**RECORDED INFORMATION:**
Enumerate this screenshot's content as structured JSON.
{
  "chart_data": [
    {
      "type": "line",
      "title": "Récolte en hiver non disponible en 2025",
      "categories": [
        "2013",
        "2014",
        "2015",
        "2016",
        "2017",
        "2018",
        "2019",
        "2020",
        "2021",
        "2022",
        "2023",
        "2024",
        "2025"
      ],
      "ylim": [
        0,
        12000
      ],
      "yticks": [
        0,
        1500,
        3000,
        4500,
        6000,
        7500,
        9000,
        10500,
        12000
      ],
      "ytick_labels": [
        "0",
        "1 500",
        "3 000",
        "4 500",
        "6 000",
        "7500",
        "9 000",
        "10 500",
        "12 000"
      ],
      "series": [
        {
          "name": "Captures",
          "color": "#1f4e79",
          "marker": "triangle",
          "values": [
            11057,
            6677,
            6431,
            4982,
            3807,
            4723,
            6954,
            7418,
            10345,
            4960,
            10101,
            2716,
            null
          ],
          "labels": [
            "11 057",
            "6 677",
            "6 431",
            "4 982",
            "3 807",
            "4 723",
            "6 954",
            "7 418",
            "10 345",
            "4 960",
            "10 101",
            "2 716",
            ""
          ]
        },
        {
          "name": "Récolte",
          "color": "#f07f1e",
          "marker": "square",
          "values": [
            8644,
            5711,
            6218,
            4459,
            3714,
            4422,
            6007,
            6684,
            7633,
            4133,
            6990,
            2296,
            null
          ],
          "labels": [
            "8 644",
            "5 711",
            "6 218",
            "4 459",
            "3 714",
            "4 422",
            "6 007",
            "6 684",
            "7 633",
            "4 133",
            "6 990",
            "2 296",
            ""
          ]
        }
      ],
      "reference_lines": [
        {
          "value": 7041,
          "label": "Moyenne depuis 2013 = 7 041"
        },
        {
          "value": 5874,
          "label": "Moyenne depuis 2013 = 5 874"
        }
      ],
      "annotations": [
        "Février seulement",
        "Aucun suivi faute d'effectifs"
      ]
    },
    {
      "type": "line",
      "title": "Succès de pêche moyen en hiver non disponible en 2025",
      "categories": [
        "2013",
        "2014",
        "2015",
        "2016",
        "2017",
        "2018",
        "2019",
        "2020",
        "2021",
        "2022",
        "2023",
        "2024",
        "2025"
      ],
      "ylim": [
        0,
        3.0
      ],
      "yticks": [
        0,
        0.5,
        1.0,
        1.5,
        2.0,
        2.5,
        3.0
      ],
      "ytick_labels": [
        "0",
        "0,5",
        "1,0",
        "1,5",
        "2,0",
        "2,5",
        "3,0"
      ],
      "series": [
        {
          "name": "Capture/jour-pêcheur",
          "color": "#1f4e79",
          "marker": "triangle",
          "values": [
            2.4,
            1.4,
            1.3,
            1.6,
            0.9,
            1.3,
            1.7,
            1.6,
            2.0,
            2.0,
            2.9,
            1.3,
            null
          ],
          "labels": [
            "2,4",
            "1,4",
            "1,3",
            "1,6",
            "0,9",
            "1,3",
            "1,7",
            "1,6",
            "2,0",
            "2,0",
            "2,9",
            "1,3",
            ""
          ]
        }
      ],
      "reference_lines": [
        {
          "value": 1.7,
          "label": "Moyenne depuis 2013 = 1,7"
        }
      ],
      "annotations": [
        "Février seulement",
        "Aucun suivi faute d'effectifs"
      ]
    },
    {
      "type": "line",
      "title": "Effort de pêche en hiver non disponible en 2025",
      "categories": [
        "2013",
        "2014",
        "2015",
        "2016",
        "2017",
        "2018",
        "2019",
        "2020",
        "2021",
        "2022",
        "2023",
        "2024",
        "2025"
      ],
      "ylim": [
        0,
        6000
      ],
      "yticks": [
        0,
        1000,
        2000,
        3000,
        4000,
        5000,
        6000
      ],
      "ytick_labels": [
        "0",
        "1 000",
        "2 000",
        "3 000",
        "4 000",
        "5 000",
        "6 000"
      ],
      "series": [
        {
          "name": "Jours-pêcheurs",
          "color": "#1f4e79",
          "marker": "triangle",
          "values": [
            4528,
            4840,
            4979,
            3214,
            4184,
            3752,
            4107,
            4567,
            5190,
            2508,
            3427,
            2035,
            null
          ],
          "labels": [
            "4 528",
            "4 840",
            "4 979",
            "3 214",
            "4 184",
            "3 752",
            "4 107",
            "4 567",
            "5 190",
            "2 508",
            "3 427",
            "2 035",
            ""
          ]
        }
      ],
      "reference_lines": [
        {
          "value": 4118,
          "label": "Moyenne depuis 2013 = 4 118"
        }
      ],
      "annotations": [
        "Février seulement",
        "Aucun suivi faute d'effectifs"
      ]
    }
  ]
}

**EXERCISE DIRECTIONS:**
Copy every line above that includes the string "Récolte".

**RESULT OF THE EXERCISE:**
      "title": "Récolte en hiver non disponible en 2025",
          "name": "Récolte",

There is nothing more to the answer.